Exercise requirements ::
Print the entries below in their entirety, exactly as they are written.

[Rows from a dataset]
|---|

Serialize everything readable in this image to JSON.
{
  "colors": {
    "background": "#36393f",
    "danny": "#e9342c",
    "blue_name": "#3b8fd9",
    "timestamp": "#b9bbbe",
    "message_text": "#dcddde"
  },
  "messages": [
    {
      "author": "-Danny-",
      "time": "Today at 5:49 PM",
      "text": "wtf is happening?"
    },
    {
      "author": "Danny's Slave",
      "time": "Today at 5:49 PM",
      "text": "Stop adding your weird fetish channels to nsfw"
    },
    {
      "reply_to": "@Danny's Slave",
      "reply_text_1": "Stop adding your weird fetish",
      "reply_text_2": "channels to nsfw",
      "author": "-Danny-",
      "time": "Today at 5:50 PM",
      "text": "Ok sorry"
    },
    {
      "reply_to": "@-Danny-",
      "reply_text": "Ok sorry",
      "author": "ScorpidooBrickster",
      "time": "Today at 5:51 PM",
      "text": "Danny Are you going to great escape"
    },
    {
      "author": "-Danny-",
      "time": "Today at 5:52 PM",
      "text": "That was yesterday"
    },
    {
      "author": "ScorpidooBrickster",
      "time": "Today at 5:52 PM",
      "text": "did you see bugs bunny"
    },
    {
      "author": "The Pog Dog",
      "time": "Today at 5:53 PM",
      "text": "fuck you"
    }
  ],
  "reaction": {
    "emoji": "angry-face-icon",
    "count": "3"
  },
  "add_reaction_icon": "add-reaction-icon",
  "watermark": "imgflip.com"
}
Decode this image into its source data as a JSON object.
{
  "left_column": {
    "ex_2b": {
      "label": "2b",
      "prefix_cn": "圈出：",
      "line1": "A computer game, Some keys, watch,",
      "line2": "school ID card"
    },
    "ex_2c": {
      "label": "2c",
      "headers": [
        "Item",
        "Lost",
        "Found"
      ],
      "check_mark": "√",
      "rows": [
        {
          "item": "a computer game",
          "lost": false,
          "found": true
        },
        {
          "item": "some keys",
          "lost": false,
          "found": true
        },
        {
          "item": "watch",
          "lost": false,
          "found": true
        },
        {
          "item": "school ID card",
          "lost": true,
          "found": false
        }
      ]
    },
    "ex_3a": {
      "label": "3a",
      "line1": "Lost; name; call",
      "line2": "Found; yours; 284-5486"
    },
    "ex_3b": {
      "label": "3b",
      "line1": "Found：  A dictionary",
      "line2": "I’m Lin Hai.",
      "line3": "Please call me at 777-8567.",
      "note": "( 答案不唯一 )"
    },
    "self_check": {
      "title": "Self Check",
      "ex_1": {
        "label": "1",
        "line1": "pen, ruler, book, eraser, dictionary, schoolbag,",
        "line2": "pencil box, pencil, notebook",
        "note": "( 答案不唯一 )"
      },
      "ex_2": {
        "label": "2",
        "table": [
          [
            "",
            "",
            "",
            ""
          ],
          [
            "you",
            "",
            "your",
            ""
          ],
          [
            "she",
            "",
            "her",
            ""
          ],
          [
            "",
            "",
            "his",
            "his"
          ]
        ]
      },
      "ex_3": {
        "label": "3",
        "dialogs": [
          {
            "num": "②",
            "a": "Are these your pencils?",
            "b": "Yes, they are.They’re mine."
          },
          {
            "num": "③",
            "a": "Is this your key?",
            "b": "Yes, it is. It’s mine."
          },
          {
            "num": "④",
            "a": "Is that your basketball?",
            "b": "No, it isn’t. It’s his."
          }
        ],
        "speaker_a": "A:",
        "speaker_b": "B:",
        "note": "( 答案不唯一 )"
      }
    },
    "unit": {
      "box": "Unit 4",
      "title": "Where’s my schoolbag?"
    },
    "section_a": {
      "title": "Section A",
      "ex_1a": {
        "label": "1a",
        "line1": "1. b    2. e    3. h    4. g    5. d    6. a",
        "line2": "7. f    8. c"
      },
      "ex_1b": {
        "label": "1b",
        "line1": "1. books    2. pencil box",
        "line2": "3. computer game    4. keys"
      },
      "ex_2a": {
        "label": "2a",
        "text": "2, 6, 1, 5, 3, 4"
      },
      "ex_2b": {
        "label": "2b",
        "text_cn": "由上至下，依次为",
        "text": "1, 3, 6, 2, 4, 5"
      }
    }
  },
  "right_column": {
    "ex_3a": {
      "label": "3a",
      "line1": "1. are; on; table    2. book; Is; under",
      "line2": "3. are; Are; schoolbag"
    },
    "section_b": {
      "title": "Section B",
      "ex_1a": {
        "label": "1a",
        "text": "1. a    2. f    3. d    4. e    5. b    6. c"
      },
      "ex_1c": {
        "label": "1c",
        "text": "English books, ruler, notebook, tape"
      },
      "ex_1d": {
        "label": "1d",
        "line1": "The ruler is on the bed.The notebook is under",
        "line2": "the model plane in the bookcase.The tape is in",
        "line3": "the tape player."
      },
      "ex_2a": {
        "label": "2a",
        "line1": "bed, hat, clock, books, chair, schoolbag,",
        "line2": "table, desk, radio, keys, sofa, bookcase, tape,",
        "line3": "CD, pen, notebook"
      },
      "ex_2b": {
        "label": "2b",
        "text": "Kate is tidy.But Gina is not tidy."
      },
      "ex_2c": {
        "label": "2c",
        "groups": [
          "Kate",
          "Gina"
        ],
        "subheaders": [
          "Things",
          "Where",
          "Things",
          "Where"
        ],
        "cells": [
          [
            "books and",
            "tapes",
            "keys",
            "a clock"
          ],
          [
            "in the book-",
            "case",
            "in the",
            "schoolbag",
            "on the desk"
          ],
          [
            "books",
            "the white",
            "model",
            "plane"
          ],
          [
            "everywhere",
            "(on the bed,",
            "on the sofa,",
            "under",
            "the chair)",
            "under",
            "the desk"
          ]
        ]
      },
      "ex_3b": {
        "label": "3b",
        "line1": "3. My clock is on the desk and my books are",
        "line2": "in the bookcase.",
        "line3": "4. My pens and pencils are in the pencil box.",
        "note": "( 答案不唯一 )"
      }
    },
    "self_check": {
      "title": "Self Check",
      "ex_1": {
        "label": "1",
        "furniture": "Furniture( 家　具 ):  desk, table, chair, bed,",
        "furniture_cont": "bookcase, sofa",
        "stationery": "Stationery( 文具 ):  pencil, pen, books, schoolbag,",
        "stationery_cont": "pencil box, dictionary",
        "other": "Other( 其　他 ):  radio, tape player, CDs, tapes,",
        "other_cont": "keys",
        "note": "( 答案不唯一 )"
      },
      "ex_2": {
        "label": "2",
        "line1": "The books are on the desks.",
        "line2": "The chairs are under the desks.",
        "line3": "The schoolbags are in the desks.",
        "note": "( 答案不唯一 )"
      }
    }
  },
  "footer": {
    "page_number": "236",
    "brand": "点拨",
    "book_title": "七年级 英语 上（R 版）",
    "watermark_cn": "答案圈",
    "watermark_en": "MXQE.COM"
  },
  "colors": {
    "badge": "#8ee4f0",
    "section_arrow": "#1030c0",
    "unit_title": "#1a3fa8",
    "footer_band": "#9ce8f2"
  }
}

|---|

Worked solution ::
Serialize everything readable in this image to JSON.
{
  "colors": {
    "background": "#36393f",
    "danny": "#e9342c",
    "blue_name": "#3b8fd9",
    "timestamp": "#b9bbbe",
    "message_text": "#dcddde"
  },
  "messages": [
    {
      "author": "-Danny-",
      "time": "Today at 5:49 PM",
      "text": "wtf is happening?"
    },
    {
      "author": "Danny's Slave",
      "time": "Today at 5:49 PM",
      "text": "Stop adding your weird fetish channels to nsfw"
    },
    {
      "reply_to": "@Danny's Slave",
      "reply_text_1": "Stop adding your weird fetish",
      "reply_text_2": "channels to nsfw",
      "author": "-Danny-",
      "time": "Today at 5:50 PM",
      "text": "Ok sorry"
    },
    {
      "reply_to": "@-Danny-",
      "reply_text": "Ok sorry",
      "author": "ScorpidooBrickster",
      "time": "Today at 5:51 PM",
      "text": "Danny Are you going to great escape"
    },
    {
      "author": "-Danny-",
      "time": "Today at 5:52 PM",
      "text": "That was yesterday"
    },
    {
      "author": "ScorpidooBrickster",
      "time": "Today at 5:52 PM",
      "text": "did you see bugs bunny"
    },
    {
      "author": "The Pog Dog",
      "time": "Today at 5:53 PM",
      "text": "fuck you"
    }
  ],
  "reaction": {
    "emoji": "angry-face-icon",
    "count": "3"
  },
  "add_reaction_icon": "add-reaction-icon",
  "watermark": "imgflip.com"
}
Decode this image into its source data as a JSON object.
{
  "left_column": {
    "ex_2b": {
      "label": "2b",
      "prefix_cn": "圈出：",
      "line1": "A computer game, Some keys, watch,",
      "line2": "school ID card"
    },
    "ex_2c": {
      "label": "2c",
      "headers": [
        "Item",
        "Lost",
        "Found"
      ],
      "check_mark": "√",
      "rows": [
        {
          "item": "a computer game",
          "lost": false,
          "found": true
        },
        {
          "item": "some keys",
          "lost": false,
          "found": true
        },
        {
          "item": "watch",
          "lost": false,
          "found": true
        },
        {
          "item": "school ID card",
          "lost": true,
          "found": false
        }
      ]
    },
    "ex_3a": {
      "label": "3a",
      "line1": "Lost; name; call",
      "line2": "Found; yours; 284-5486"
    },
    "ex_3b": {
      "label": "3b",
      "line1": "Found：  A dictionary",
      "line2": "I’m Lin Hai.",
      "line3": "Please call me at 777-8567.",
      "note": "( 答案不唯一 )"
    },
    "self_check": {
      "title": "Self Check",
      "ex_1": {
        "label": "1",
        "line1": "pen, ruler, book, eraser, dictionary, schoolbag,",
        "line2": "pencil box, pencil, notebook",
        "note": "( 答案不唯一 )"
      },
      "ex_2": {
        "label": "2",
        "table": [
          [
            "",
            "",
            "",
            ""
          ],
          [
            "you",
            "",
            "your",
            ""
          ],
          [
            "she",
            "",
            "her",
            ""
          ],
          [
            "",
            "",
            "his",
            "his"
          ]
        ]
      },
      "ex_3": {
        "label": "3",
        "dialogs": [
          {
            "num": "②",
            "a": "Are these your pencils?",
            "b": "Yes, they are.They’re mine."
          },
          {
            "num": "③",
            "a": "Is this your key?",
            "b": "Yes, it is. It’s mine."
          },
          {
            "num": "④",
            "a": "Is that your basketball?",
            "b": "No, it isn’t. It’s his."
          }
        ],
        "speaker_a": "A:",
        "speaker_b": "B:",
        "note": "( 答案不唯一 )"
      }
    },
    "unit": {
      "box": "Unit 4",
      "title": "Where’s my schoolbag?"
    },
    "section_a": {
      "title": "Section A",
      "ex_1a": {
        "label": "1a",
        "line1": "1. b    2. e    3. h    4. g    5. d    6. a",
        "line2": "7. f    8. c"
      },
      "ex_1b": {
        "label": "1b",
        "line1": "1. books    2. pencil box",
        "line2": "3. computer game    4. keys"
      },
      "ex_2a": {
        "label": "2a",
        "text": "2, 6, 1, 5, 3, 4"
      },
      "ex_2b": {
        "label": "2b",
        "text_cn": "由上至下，依次为",
        "text": "1, 3, 6, 2, 4, 5"
      }
    }
  },
  "right_column": {
    "ex_3a": {
      "label": "3a",
      "line1": "1. are; on; table    2. book; Is; under",
      "line2": "3. are; Are; schoolbag"
    },
    "section_b": {
      "title": "Section B",
      "ex_1a": {
        "label": "1a",
        "text": "1. a    2. f    3. d    4. e    5. b    6. c"
      },
      "ex_1c": {
        "label": "1c",
        "text": "English books, ruler, notebook, tape"
      },
      "ex_1d": {
        "label": "1d",
        "line1": "The ruler is on the bed.The notebook is under",
        "line2": "the model plane in the bookcase.The tape is in",
        "line3": "the tape player."
      },
      "ex_2a": {
        "label": "2a",
        "line1": "bed, hat, clock, books, chair, schoolbag,",
        "line2": "table, desk, radio, keys, sofa, bookcase, tape,",
        "line3": "CD, pen, notebook"
      },
      "ex_2b": {
        "label": "2b",
        "text": "Kate is tidy.But Gina is not tidy."
      },
      "ex_2c": {
        "label": "2c",
        "groups": [
          "Kate",
          "Gina"
        ],
        "subheaders": [
          "Things",
          "Where",
          "Things",
          "Where"
        ],
        "cells": [
          [
            "books and",
            "tapes",
            "keys",
            "a clock"
          ],
          [
            "in the book-",
            "case",
            "in the",
            "schoolbag",
            "on the desk"
          ],
          [
            "books",
            "the white",
            "model",
            "plane"
          ],
          [
            "everywhere",
            "(on the bed,",
            "on the sofa,",
            "under",
            "the chair)",
            "under",
            "the desk"
          ]
        ]
      },
      "ex_3b": {
        "label": "3b",
        "line1": "3. My clock is on the desk and my books are",
        "line2": "in the bookcase.",
        "line3": "4. My pens and pencils are in the pencil box.",
        "note": "( 答案不唯一 )"
      }
    },
    "self_check": {
      "title": "Self Check",
      "ex_1": {
        "label": "1",
        "furniture": "Furniture( 家　具 ):  desk, table, chair, bed,",
        "furniture_cont": "bookcase, sofa",
        "stationery": "Stationery( 文具 ):  pencil, pen, books, schoolbag,",
        "stationery_cont": "pencil box, dictionary",
        "other": "Other( 其　他 ):  radio, tape player, CDs, tapes,",
        "other_cont": "keys",
        "note": "( 答案不唯一 )"
      },
      "ex_2": {
        "label": "2",
        "line1": "The books are on the desks.",
        "line2": "The chairs are under the desks.",
        "line3": "The schoolbags are in the desks.",
        "note": "( 答案不唯一 )"
      }
    }
  },
  "footer": {
    "page_number": "236",
    "brand": "点拨",
    "book_title": "七年级 英语 上（R 版）",
    "watermark_cn": "答案圈",
    "watermark_en": "MXQE.COM"
  },
  "colors": {
    "badge": "#8ee4f0",
    "section_arrow": "#1030c0",
    "unit_title": "#1a3fa8",
    "footer_band": "#9ce8f2"
  }
}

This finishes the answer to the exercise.